• _Set problem_
Retype every line of the material below without changing any character.

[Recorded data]
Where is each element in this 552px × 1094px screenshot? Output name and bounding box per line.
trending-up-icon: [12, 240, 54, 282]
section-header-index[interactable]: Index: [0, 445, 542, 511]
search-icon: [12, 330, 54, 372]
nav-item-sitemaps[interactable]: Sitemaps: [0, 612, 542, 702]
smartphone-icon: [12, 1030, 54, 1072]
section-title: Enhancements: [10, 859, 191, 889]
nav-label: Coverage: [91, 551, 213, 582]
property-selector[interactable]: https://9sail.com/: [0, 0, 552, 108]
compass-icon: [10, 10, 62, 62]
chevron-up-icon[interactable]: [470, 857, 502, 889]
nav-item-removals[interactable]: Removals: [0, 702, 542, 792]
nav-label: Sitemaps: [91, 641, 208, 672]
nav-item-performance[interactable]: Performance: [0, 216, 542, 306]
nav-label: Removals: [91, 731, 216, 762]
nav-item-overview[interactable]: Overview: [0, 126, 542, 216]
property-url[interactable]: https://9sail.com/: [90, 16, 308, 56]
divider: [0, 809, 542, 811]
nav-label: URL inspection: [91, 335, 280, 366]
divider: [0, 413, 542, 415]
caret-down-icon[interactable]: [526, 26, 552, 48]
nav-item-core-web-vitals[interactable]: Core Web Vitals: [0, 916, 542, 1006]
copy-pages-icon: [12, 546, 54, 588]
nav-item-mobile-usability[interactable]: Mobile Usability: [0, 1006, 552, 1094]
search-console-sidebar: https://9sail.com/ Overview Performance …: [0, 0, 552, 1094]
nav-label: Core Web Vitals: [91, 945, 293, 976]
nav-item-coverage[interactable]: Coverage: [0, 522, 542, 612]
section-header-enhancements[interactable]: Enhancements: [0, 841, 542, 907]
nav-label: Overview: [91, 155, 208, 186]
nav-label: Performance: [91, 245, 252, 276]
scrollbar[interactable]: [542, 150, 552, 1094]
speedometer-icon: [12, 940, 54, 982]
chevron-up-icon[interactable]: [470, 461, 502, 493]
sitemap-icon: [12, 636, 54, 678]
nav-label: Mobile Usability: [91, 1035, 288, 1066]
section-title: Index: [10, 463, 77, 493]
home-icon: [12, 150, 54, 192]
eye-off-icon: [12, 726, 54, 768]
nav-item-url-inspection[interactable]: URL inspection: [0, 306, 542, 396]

• _Output of the exercise_
Where is each element in this 552px × 1094px screenshot? Output name and bounding box per line.
trending-up-icon: [12, 240, 54, 282]
section-header-index[interactable]: Index: [0, 445, 542, 511]
search-icon: [12, 330, 54, 372]
nav-item-sitemaps[interactable]: Sitemaps: [0, 612, 542, 702]
smartphone-icon: [12, 1030, 54, 1072]
section-title: Enhancements: [10, 859, 191, 889]
nav-label: Coverage: [91, 551, 213, 582]
property-selector[interactable]: https://9sail.com/: [0, 0, 552, 108]
compass-icon: [10, 10, 62, 62]
chevron-up-icon[interactable]: [470, 857, 502, 889]
nav-item-removals[interactable]: Removals: [0, 702, 542, 792]
nav-label: Sitemaps: [91, 641, 208, 672]
nav-item-performance[interactable]: Performance: [0, 216, 542, 306]
nav-label: Removals: [91, 731, 216, 762]
nav-item-overview[interactable]: Overview: [0, 126, 542, 216]
property-url[interactable]: https://9sail.com/: [90, 16, 308, 56]
divider: [0, 809, 542, 811]
nav-label: URL inspection: [91, 335, 280, 366]
divider: [0, 413, 542, 415]
caret-down-icon[interactable]: [526, 26, 552, 48]
nav-item-core-web-vitals[interactable]: Core Web Vitals: [0, 916, 542, 1006]
copy-pages-icon: [12, 546, 54, 588]
nav-item-mobile-usability[interactable]: Mobile Usability: [0, 1006, 552, 1094]
search-console-sidebar: https://9sail.com/ Overview Performance …: [0, 0, 552, 1094]
nav-label: Core Web Vitals: [91, 945, 293, 976]
nav-item-coverage[interactable]: Coverage: [0, 522, 542, 612]
section-header-enhancements[interactable]: Enhancements: [0, 841, 542, 907]
nav-label: Overview: [91, 155, 208, 186]
nav-label: Performance: [91, 245, 252, 276]
scrollbar[interactable]: [542, 150, 552, 1094]
speedometer-icon: [12, 940, 54, 982]
chevron-up-icon[interactable]: [470, 461, 502, 493]
sitemap-icon: [12, 636, 54, 678]
nav-label: Mobile Usability: [91, 1035, 288, 1066]
section-title: Index: [10, 463, 77, 493]
home-icon: [12, 150, 54, 192]
eye-off-icon: [12, 726, 54, 768]
nav-item-url-inspection[interactable]: URL inspection: [0, 306, 542, 396]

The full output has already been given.